Exercise prompt: Quote the whole listing word for word, please.

⁂

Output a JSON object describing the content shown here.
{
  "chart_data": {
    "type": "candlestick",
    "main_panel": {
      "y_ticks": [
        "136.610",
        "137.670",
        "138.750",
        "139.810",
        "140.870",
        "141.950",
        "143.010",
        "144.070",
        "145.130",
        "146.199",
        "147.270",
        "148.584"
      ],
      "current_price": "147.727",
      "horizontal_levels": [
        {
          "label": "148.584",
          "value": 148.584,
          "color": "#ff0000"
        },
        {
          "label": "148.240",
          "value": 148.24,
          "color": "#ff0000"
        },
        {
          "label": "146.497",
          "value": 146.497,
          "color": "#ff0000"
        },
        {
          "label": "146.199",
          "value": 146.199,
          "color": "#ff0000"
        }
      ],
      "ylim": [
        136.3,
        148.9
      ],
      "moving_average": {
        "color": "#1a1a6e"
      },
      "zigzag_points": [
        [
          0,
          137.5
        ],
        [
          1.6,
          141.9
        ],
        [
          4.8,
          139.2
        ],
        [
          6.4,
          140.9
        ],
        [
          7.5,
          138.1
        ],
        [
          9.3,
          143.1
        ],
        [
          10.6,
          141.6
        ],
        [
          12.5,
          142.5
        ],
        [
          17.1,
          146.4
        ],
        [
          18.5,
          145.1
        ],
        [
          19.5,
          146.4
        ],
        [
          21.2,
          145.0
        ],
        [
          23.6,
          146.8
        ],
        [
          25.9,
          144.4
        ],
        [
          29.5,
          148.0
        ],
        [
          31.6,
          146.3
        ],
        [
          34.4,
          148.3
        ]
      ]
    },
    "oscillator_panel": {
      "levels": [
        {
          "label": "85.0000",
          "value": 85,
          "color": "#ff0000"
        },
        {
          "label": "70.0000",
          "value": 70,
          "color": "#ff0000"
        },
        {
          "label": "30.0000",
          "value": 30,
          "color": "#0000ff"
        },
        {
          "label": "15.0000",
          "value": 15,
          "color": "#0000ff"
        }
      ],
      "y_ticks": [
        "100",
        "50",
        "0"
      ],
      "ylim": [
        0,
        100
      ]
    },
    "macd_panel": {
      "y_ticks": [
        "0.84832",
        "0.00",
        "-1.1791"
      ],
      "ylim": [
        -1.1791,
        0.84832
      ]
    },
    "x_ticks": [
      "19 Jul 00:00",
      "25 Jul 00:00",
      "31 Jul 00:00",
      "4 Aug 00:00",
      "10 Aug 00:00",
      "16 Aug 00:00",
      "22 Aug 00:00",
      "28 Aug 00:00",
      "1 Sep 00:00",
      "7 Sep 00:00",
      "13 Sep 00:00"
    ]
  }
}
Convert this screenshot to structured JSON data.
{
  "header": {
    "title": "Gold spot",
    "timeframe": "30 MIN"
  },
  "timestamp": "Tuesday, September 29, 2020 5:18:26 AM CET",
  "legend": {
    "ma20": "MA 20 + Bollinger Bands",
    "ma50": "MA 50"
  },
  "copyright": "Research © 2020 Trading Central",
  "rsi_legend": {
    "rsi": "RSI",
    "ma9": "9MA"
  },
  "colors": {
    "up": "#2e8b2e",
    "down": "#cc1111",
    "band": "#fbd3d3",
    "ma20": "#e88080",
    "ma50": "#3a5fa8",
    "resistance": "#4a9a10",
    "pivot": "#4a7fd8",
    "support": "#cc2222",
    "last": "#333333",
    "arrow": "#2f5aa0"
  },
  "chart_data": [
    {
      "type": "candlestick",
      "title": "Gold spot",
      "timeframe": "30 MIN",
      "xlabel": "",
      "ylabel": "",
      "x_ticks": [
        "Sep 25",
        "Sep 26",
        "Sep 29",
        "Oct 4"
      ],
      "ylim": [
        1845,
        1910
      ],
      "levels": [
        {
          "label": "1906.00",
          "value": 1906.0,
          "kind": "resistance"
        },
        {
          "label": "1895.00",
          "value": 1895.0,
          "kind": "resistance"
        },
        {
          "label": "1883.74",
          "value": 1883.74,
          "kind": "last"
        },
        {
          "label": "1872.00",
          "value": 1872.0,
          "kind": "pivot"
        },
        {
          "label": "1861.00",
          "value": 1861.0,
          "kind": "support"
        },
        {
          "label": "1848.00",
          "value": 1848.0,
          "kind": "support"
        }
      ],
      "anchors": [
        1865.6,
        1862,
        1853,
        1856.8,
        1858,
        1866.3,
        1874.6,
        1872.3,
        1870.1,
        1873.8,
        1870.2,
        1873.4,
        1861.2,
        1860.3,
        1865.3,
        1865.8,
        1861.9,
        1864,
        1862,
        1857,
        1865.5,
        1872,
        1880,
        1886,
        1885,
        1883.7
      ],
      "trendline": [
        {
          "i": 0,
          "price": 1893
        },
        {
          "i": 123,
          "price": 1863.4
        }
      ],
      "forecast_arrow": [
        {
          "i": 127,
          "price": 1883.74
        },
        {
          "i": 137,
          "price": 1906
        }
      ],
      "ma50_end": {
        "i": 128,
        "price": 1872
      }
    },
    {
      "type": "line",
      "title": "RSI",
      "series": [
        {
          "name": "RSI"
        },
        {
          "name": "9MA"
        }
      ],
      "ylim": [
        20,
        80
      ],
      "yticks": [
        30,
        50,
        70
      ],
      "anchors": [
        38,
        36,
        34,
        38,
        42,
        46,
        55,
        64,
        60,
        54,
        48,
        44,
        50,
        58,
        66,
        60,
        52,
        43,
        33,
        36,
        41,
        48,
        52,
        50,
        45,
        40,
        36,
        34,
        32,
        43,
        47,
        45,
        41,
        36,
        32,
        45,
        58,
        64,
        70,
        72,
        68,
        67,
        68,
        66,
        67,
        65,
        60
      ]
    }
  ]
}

⁂

The response:
Output a JSON object describing the content shown here.
{
  "chart_data": {
    "type": "candlestick",
    "main_panel": {
      "y_ticks": [
        "136.610",
        "137.670",
        "138.750",
        "139.810",
        "140.870",
        "141.950",
        "143.010",
        "144.070",
        "145.130",
        "146.199",
        "147.270",
        "148.584"
      ],
      "current_price": "147.727",
      "horizontal_levels": [
        {
          "label": "148.584",
          "value": 148.584,
          "color": "#ff0000"
        },
        {
          "label": "148.240",
          "value": 148.24,
          "color": "#ff0000"
        },
        {
          "label": "146.497",
          "value": 146.497,
          "color": "#ff0000"
        },
        {
          "label": "146.199",
          "value": 146.199,
          "color": "#ff0000"
        }
      ],
      "ylim": [
        136.3,
        148.9
      ],
      "moving_average": {
        "color": "#1a1a6e"
      },
      "zigzag_points": [
        [
          0,
          137.5
        ],
        [
          1.6,
          141.9
        ],
        [
          4.8,
          139.2
        ],
        [
          6.4,
          140.9
        ],
        [
          7.5,
          138.1
        ],
        [
          9.3,
          143.1
        ],
        [
          10.6,
          141.6
        ],
        [
          12.5,
          142.5
        ],
        [
          17.1,
          146.4
        ],
        [
          18.5,
          145.1
        ],
        [
          19.5,
          146.4
        ],
        [
          21.2,
          145.0
        ],
        [
          23.6,
          146.8
        ],
        [
          25.9,
          144.4
        ],
        [
          29.5,
          148.0
        ],
        [
          31.6,
          146.3
        ],
        [
          34.4,
          148.3
        ]
      ]
    },
    "oscillator_panel": {
      "levels": [
        {
          "label": "85.0000",
          "value": 85,
          "color": "#ff0000"
        },
        {
          "label": "70.0000",
          "value": 70,
          "color": "#ff0000"
        },
        {
          "label": "30.0000",
          "value": 30,
          "color": "#0000ff"
        },
        {
          "label": "15.0000",
          "value": 15,
          "color": "#0000ff"
        }
      ],
      "y_ticks": [
        "100",
        "50",
        "0"
      ],
      "ylim": [
        0,
        100
      ]
    },
    "macd_panel": {
      "y_ticks": [
        "0.84832",
        "0.00",
        "-1.1791"
      ],
      "ylim": [
        -1.1791,
        0.84832
      ]
    },
    "x_ticks": [
      "19 Jul 00:00",
      "25 Jul 00:00",
      "31 Jul 00:00",
      "4 Aug 00:00",
      "10 Aug 00:00",
      "16 Aug 00:00",
      "22 Aug 00:00",
      "28 Aug 00:00",
      "1 Sep 00:00",
      "7 Sep 00:00",
      "13 Sep 00:00"
    ]
  }
}
Convert this screenshot to structured JSON data.
{
  "header": {
    "title": "Gold spot",
    "timeframe": "30 MIN"
  },
  "timestamp": "Tuesday, September 29, 2020 5:18:26 AM CET",
  "legend": {
    "ma20": "MA 20 + Bollinger Bands",
    "ma50": "MA 50"
  },
  "copyright": "Research © 2020 Trading Central",
  "rsi_legend": {
    "rsi": "RSI",
    "ma9": "9MA"
  },
  "colors": {
    "up": "#2e8b2e",
    "down": "#cc1111",
    "band": "#fbd3d3",
    "ma20": "#e88080",
    "ma50": "#3a5fa8",
    "resistance": "#4a9a10",
    "pivot": "#4a7fd8",
    "support": "#cc2222",
    "last": "#333333",
    "arrow": "#2f5aa0"
  },
  "chart_data": [
    {
      "type": "candlestick",
      "title": "Gold spot",
      "timeframe": "30 MIN",
      "xlabel": "",
      "ylabel": "",
      "x_ticks": [
        "Sep 25",
        "Sep 26",
        "Sep 29",
        "Oct 4"
      ],
      "ylim": [
        1845,
        1910
      ],
      "levels": [
        {
          "label": "1906.00",
          "value": 1906.0,
          "kind": "resistance"
        },
        {
          "label": "1895.00",
          "value": 1895.0,
          "kind": "resistance"
        },
        {
          "label": "1883.74",
          "value": 1883.74,
          "kind": "last"
        },
        {
          "label": "1872.00",
          "value": 1872.0,
          "kind": "pivot"
        },
        {
          "label": "1861.00",
          "value": 1861.0,
          "kind": "support"
        },
        {
          "label": "1848.00",
          "value": 1848.0,
          "kind": "support"
        }
      ],
      "anchors": [
        1865.6,
        1862,
        1853,
        1856.8,
        1858,
        1866.3,
        1874.6,
        1872.3,
        1870.1,
        1873.8,
        1870.2,
        1873.4,
        1861.2,
        1860.3,
        1865.3,
        1865.8,
        1861.9,
        1864,
        1862,
        1857,
        1865.5,
        1872,
        1880,
        1886,
        1885,
        1883.7
      ],
      "trendline": [
        {
          "i": 0,
          "price": 1893
        },
        {
          "i": 123,
          "price": 1863.4
        }
      ],
      "forecast_arrow": [
        {
          "i": 127,
          "price": 1883.74
        },
        {
          "i": 137,
          "price": 1906
        }
      ],
      "ma50_end": {
        "i": 128,
        "price": 1872
      }
    },
    {
      "type": "line",
      "title": "RSI",
      "series": [
        {
          "name": "RSI"
        },
        {
          "name": "9MA"
        }
      ],
      "ylim": [
        20,
        80
      ],
      "yticks": [
        30,
        50,
        70
      ],
      "anchors": [
        38,
        36,
        34,
        38,
        42,
        46,
        55,
        64,
        60,
        54,
        48,
        44,
        50,
        58,
        66,
        60,
        52,
        43,
        33,
        36,
        41,
        48,
        52,
        50,
        45,
        40,
        36,
        34,
        32,
        43,
        47,
        45,
        41,
        36,
        32,
        45,
        58,
        64,
        70,
        72,
        68,
        67,
        68,
        66,
        67,
        65,
        60
      ]
    }
  ]
}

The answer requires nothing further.